§ **What the task requires**
Extract the whole listing as it stands. Do not include the pictures.
** Start of Working data **
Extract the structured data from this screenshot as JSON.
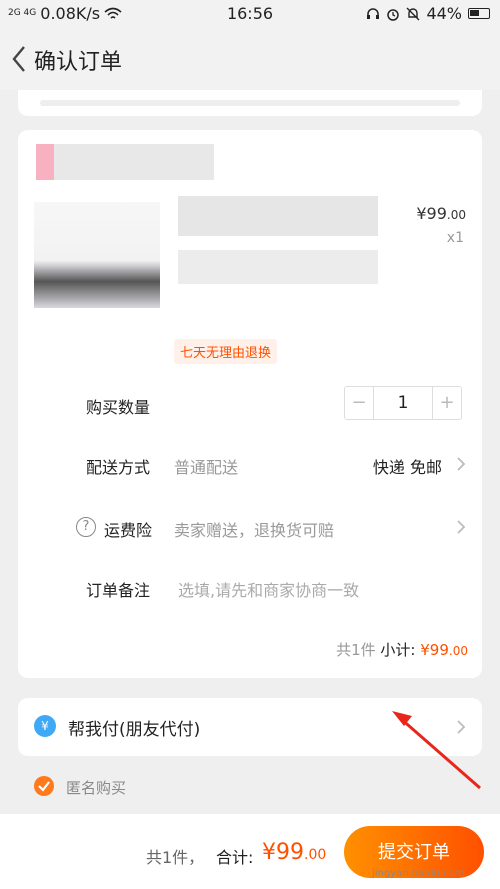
{
  "status": {
    "signal": "2G 4G",
    "speed": "0.08K/s",
    "time": "16:56",
    "battery": "44%"
  },
  "header": {
    "title": "确认订单"
  },
  "item": {
    "price_main": "¥99",
    "price_dec": ".00",
    "qty": "x1",
    "tag": "七天无理由退换"
  },
  "rows": {
    "quantity_label": "购买数量",
    "quantity_value": "1",
    "minus": "−",
    "plus": "+",
    "delivery_label": "配送方式",
    "delivery_value": "普通配送",
    "delivery_right": "快递 免邮",
    "insurance_icon": "?",
    "insurance_label": "运费险",
    "insurance_value": "卖家赠送，退换货可赔",
    "note_label": "订单备注",
    "note_placeholder": "选填,请先和商家协商一致"
  },
  "subtotal": {
    "count": "共1件",
    "label": "小计:",
    "amount": "¥99",
    "amount_dec": ".00"
  },
  "pay": {
    "icon": "¥",
    "label": "帮我付(朋友代付)"
  },
  "anon": {
    "label": "匿名购买"
  },
  "footer": {
    "count": "共1件，",
    "total_label": "合计:",
    "total": "¥99",
    "total_dec": ".00",
    "submit": "提交订单"
  },
  "watermark": "jingyan.baidu.com",
  "colors": {
    "accent": "#ff5000",
    "pay_icon": "#3fa9f5"
  }
}
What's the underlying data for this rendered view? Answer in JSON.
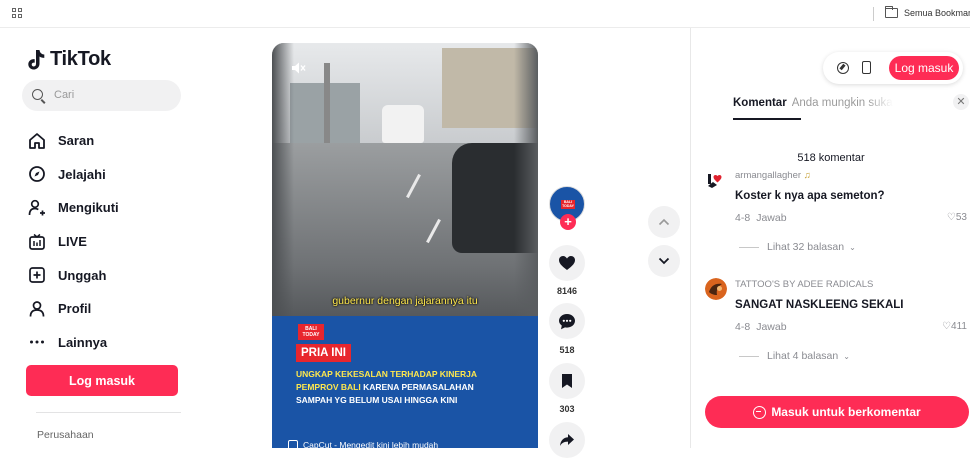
{
  "bookmarks": {
    "folder_label": "Semua Bookmark"
  },
  "sidebar": {
    "logo": "TikTok",
    "search_placeholder": "Cari",
    "items": [
      {
        "label": "Saran",
        "icon": "home-icon"
      },
      {
        "label": "Jelajahi",
        "icon": "compass-icon"
      },
      {
        "label": "Mengikuti",
        "icon": "user-follow-icon"
      },
      {
        "label": "LIVE",
        "icon": "live-icon"
      },
      {
        "label": "Unggah",
        "icon": "upload-icon"
      },
      {
        "label": "Profil",
        "icon": "profile-icon"
      },
      {
        "label": "Lainnya",
        "icon": "more-icon"
      }
    ],
    "login_label": "Log masuk",
    "company_label": "Perusahaan"
  },
  "video": {
    "caption": "gubernur dengan jajarannya itu",
    "news_logo": "BALI TODAY",
    "headline": "PRIA INI",
    "body_line1": "UNGKAP KEKESALAN TERHADAP KINERJA",
    "body_line2_hl": "PEMPROV BALI",
    "body_line2_rest": " KARENA PERMASALAHAN",
    "body_line3": "SAMPAH YG BELUM USAI HINGGA KINI",
    "capcut": "CapCut - Mengedit kini lebih mudah"
  },
  "actions": {
    "like_count": "8146",
    "comment_count": "518",
    "save_count": "303"
  },
  "panel": {
    "login_label": "Log masuk",
    "tab_comments": "Komentar",
    "tab_suggestions": "Anda mungkin suka",
    "comment_count_label": "518 komentar",
    "comments": [
      {
        "user": "armangallagher",
        "text": "Koster k nya apa semeton?",
        "date": "4-8",
        "reply": "Jawab",
        "likes": "53",
        "more": "Lihat 32 balasan"
      },
      {
        "user": "TATTOO'S BY ADEE RADICALS",
        "text": "SANGAT NASKLEENG SEKALI",
        "date": "4-8",
        "reply": "Jawab",
        "likes": "411",
        "more": "Lihat 4 balasan"
      }
    ],
    "comment_button": "Masuk untuk berkomentar"
  },
  "colors": {
    "brand": "#fe2c55",
    "news_blue": "#1a54a6",
    "news_red": "#e8262d",
    "caption_yellow": "#ffe84d"
  }
}
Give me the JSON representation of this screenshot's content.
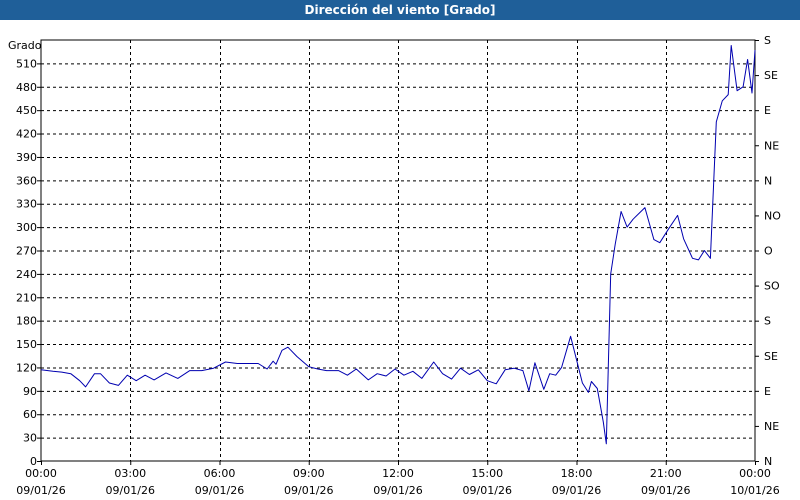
{
  "window": {
    "title": "Dirección del viento [Grado]"
  },
  "colors": {
    "title_bar": "#1f5f99",
    "series": "#0000b0",
    "grid": "#000000"
  },
  "chart_data": {
    "type": "line",
    "title": "Dirección del viento [Grado]",
    "ylabel": "Grado",
    "ylim": [
      0,
      540
    ],
    "xlim": [
      0,
      24
    ],
    "yticks": [
      0,
      30,
      60,
      90,
      120,
      150,
      180,
      210,
      240,
      270,
      300,
      330,
      360,
      390,
      420,
      450,
      480,
      510
    ],
    "right_ticks": [
      {
        "value": 0,
        "label": "N"
      },
      {
        "value": 45,
        "label": "NE"
      },
      {
        "value": 90,
        "label": "E"
      },
      {
        "value": 135,
        "label": "SE"
      },
      {
        "value": 180,
        "label": "S"
      },
      {
        "value": 225,
        "label": "SO"
      },
      {
        "value": 270,
        "label": "O"
      },
      {
        "value": 315,
        "label": "NO"
      },
      {
        "value": 360,
        "label": "N"
      },
      {
        "value": 405,
        "label": "NE"
      },
      {
        "value": 450,
        "label": "E"
      },
      {
        "value": 495,
        "label": "SE"
      },
      {
        "value": 540,
        "label": "S"
      }
    ],
    "xticks": [
      {
        "value": 0,
        "time": "00:00",
        "date": "09/01/26"
      },
      {
        "value": 3,
        "time": "03:00",
        "date": "09/01/26"
      },
      {
        "value": 6,
        "time": "06:00",
        "date": "09/01/26"
      },
      {
        "value": 9,
        "time": "09:00",
        "date": "09/01/26"
      },
      {
        "value": 12,
        "time": "12:00",
        "date": "09/01/26"
      },
      {
        "value": 15,
        "time": "15:00",
        "date": "09/01/26"
      },
      {
        "value": 18,
        "time": "18:00",
        "date": "09/01/26"
      },
      {
        "value": 21,
        "time": "21:00",
        "date": "09/01/26"
      },
      {
        "value": 24,
        "time": "00:00",
        "date": "10/01/26"
      }
    ],
    "grid": true,
    "series": [
      {
        "x": [
          0,
          0.4,
          0.7,
          1.0,
          1.3,
          1.5,
          1.8,
          2.0,
          2.3,
          2.6,
          2.9,
          3.2,
          3.5,
          3.8,
          4.2,
          4.6,
          5.0,
          5.4,
          5.8,
          6.2,
          6.6,
          7.0,
          7.3,
          7.6,
          7.8,
          7.9,
          8.1,
          8.3,
          8.6,
          9.0,
          9.3,
          9.6,
          10.0,
          10.3,
          10.6,
          11.0,
          11.3,
          11.6,
          11.9,
          12.2,
          12.5,
          12.8,
          13.2,
          13.5,
          13.8,
          14.1,
          14.4,
          14.7,
          15.0,
          15.3,
          15.6,
          15.9,
          16.2,
          16.4,
          16.6,
          16.9,
          17.1,
          17.3,
          17.5,
          17.8,
          18.0,
          18.2,
          18.4,
          18.5,
          18.7,
          18.9,
          19.0,
          19.15,
          19.3,
          19.5,
          19.7,
          19.9,
          20.3,
          20.6,
          20.8,
          21.1,
          21.4,
          21.6,
          21.9,
          22.1,
          22.3,
          22.5,
          22.7,
          22.9,
          23.1,
          23.2,
          23.4,
          23.6,
          23.75,
          23.9,
          24.0
        ],
        "y": [
          117,
          115,
          114,
          112,
          103,
          95,
          112,
          112,
          100,
          97,
          110,
          103,
          110,
          104,
          113,
          106,
          116,
          116,
          119,
          127,
          125,
          125,
          125,
          118,
          128,
          124,
          142,
          146,
          134,
          121,
          118,
          116,
          116,
          110,
          118,
          104,
          112,
          109,
          118,
          110,
          115,
          106,
          127,
          112,
          105,
          119,
          111,
          117,
          103,
          99,
          117,
          119,
          116,
          90,
          126,
          92,
          112,
          110,
          120,
          160,
          130,
          100,
          88,
          102,
          93,
          50,
          22,
          240,
          278,
          320,
          300,
          310,
          325,
          284,
          280,
          298,
          315,
          285,
          260,
          258,
          270,
          260,
          435,
          462,
          470,
          533,
          475,
          480,
          515,
          472,
          527
        ]
      }
    ]
  }
}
** End of Working data **
§ **Reply**
Extract the structured data from this screenshot as JSON.
{
  "status": {
    "signal": "2G 4G",
    "speed": "0.08K/s",
    "time": "16:56",
    "battery": "44%"
  },
  "header": {
    "title": "确认订单"
  },
  "item": {
    "price_main": "¥99",
    "price_dec": ".00",
    "qty": "x1",
    "tag": "七天无理由退换"
  },
  "rows": {
    "quantity_label": "购买数量",
    "quantity_value": "1",
    "minus": "−",
    "plus": "+",
    "delivery_label": "配送方式",
    "delivery_value": "普通配送",
    "delivery_right": "快递 免邮",
    "insurance_icon": "?",
    "insurance_label": "运费险",
    "insurance_value": "卖家赠送，退换货可赔",
    "note_label": "订单备注",
    "note_placeholder": "选填,请先和商家协商一致"
  },
  "subtotal": {
    "count": "共1件",
    "label": "小计:",
    "amount": "¥99",
    "amount_dec": ".00"
  },
  "pay": {
    "icon": "¥",
    "label": "帮我付(朋友代付)"
  },
  "anon": {
    "label": "匿名购买"
  },
  "footer": {
    "count": "共1件，",
    "total_label": "合计:",
    "total": "¥99",
    "total_dec": ".00",
    "submit": "提交订单"
  },
  "watermark": "jingyan.baidu.com",
  "colors": {
    "accent": "#ff5000",
    "pay_icon": "#3fa9f5"
  }
}
What's the underlying data for this rendered view? Answer in JSON.
{
  "bookmarks": {
    "folder_label": "Semua Bookmark"
  },
  "sidebar": {
    "logo": "TikTok",
    "search_placeholder": "Cari",
    "items": [
      {
        "label": "Saran",
        "icon": "home-icon"
      },
      {
        "label": "Jelajahi",
        "icon": "compass-icon"
      },
      {
        "label": "Mengikuti",
        "icon": "user-follow-icon"
      },
      {
        "label": "LIVE",
        "icon": "live-icon"
      },
      {
        "label": "Unggah",
        "icon": "upload-icon"
      },
      {
        "label": "Profil",
        "icon": "profile-icon"
      },
      {
        "label": "Lainnya",
        "icon": "more-icon"
      }
    ],
    "login_label": "Log masuk",
    "company_label": "Perusahaan"
  },
  "video": {
    "caption": "gubernur dengan jajarannya itu",
    "news_logo": "BALI TODAY",
    "headline": "PRIA INI",
    "body_line1": "UNGKAP KEKESALAN TERHADAP KINERJA",
    "body_line2_hl": "PEMPROV BALI",
    "body_line2_rest": " KARENA PERMASALAHAN",
    "body_line3": "SAMPAH YG BELUM USAI HINGGA KINI",
    "capcut": "CapCut - Mengedit kini lebih mudah"
  },
  "actions": {
    "like_count": "8146",
    "comment_count": "518",
    "save_count": "303"
  },
  "panel": {
    "login_label": "Log masuk",
    "tab_comments": "Komentar",
    "tab_suggestions": "Anda mungkin suka",
    "comment_count_label": "518 komentar",
    "comments": [
      {
        "user": "armangallagher",
        "text": "Koster k nya apa semeton?",
        "date": "4-8",
        "reply": "Jawab",
        "likes": "53",
        "more": "Lihat 32 balasan"
      },
      {
        "user": "TATTOO'S BY ADEE RADICALS",
        "text": "SANGAT NASKLEENG SEKALI",
        "date": "4-8",
        "reply": "Jawab",
        "likes": "411",
        "more": "Lihat 4 balasan"
      }
    ],
    "comment_button": "Masuk untuk berkomentar"
  },
  "colors": {
    "brand": "#fe2c55",
    "news_blue": "#1a54a6",
    "news_red": "#e8262d",
    "caption_yellow": "#ffe84d"
  }
}
Give me the JSON representation of this screenshot's content.
{
  "window": {
    "title": "Dirección del viento [Grado]"
  },
  "colors": {
    "title_bar": "#1f5f99",
    "series": "#0000b0",
    "grid": "#000000"
  },
  "chart_data": {
    "type": "line",
    "title": "Dirección del viento [Grado]",
    "ylabel": "Grado",
    "ylim": [
      0,
      540
    ],
    "xlim": [
      0,
      24
    ],
    "yticks": [
      0,
      30,
      60,
      90,
      120,
      150,
      180,
      210,
      240,
      270,
      300,
      330,
      360,
      390,
      420,
      450,
      480,
      510
    ],
    "right_ticks": [
      {
        "value": 0,
        "label": "N"
      },
      {
        "value": 45,
        "label": "NE"
      },
      {
        "value": 90,
        "label": "E"
      },
      {
        "value": 135,
        "label": "SE"
      },
      {
        "value": 180,
        "label": "S"
      },
      {
        "value": 225,
        "label": "SO"
      },
      {
        "value": 270,
        "label": "O"
      },
      {
        "value": 315,
        "label": "NO"
      },
      {
        "value": 360,
        "label": "N"
      },
      {
        "value": 405,
        "label": "NE"
      },
      {
        "value": 450,
        "label": "E"
      },
      {
        "value": 495,
        "label": "SE"
      },
      {
        "value": 540,
        "label": "S"
      }
    ],
    "xticks": [
      {
        "value": 0,
        "time": "00:00",
        "date": "09/01/26"
      },
      {
        "value": 3,
        "time": "03:00",
        "date": "09/01/26"
      },
      {
        "value": 6,
        "time": "06:00",
        "date": "09/01/26"
      },
      {
        "value": 9,
        "time": "09:00",
        "date": "09/01/26"
      },
      {
        "value": 12,
        "time": "12:00",
        "date": "09/01/26"
      },
      {
        "value": 15,
        "time": "15:00",
        "date": "09/01/26"
      },
      {
        "value": 18,
        "time": "18:00",
        "date": "09/01/26"
      },
      {
        "value": 21,
        "time": "21:00",
        "date": "09/01/26"
      },
      {
        "value": 24,
        "time": "00:00",
        "date": "10/01/26"
      }
    ],
    "grid": true,
    "series": [
      {
        "x": [
          0,
          0.4,
          0.7,
          1.0,
          1.3,
          1.5,
          1.8,
          2.0,
          2.3,
          2.6,
          2.9,
          3.2,
          3.5,
          3.8,
          4.2,
          4.6,
          5.0,
          5.4,
          5.8,
          6.2,
          6.6,
          7.0,
          7.3,
          7.6,
          7.8,
          7.9,
          8.1,
          8.3,
          8.6,
          9.0,
          9.3,
          9.6,
          10.0,
          10.3,
          10.6,
          11.0,
          11.3,
          11.6,
          11.9,
          12.2,
          12.5,
          12.8,
          13.2,
          13.5,
          13.8,
          14.1,
          14.4,
          14.7,
          15.0,
          15.3,
          15.6,
          15.9,
          16.2,
          16.4,
          16.6,
          16.9,
          17.1,
          17.3,
          17.5,
          17.8,
          18.0,
          18.2,
          18.4,
          18.5,
          18.7,
          18.9,
          19.0,
          19.15,
          19.3,
          19.5,
          19.7,
          19.9,
          20.3,
          20.6,
          20.8,
          21.1,
          21.4,
          21.6,
          21.9,
          22.1,
          22.3,
          22.5,
          22.7,
          22.9,
          23.1,
          23.2,
          23.4,
          23.6,
          23.75,
          23.9,
          24.0
        ],
        "y": [
          117,
          115,
          114,
          112,
          103,
          95,
          112,
          112,
          100,
          97,
          110,
          103,
          110,
          104,
          113,
          106,
          116,
          116,
          119,
          127,
          125,
          125,
          125,
          118,
          128,
          124,
          142,
          146,
          134,
          121,
          118,
          116,
          116,
          110,
          118,
          104,
          112,
          109,
          118,
          110,
          115,
          106,
          127,
          112,
          105,
          119,
          111,
          117,
          103,
          99,
          117,
          119,
          116,
          90,
          126,
          92,
          112,
          110,
          120,
          160,
          130,
          100,
          88,
          102,
          93,
          50,
          22,
          240,
          278,
          320,
          300,
          310,
          325,
          284,
          280,
          298,
          315,
          285,
          260,
          258,
          270,
          260,
          435,
          462,
          470,
          533,
          475,
          480,
          515,
          472,
          527
        ]
      }
    ]
  }
}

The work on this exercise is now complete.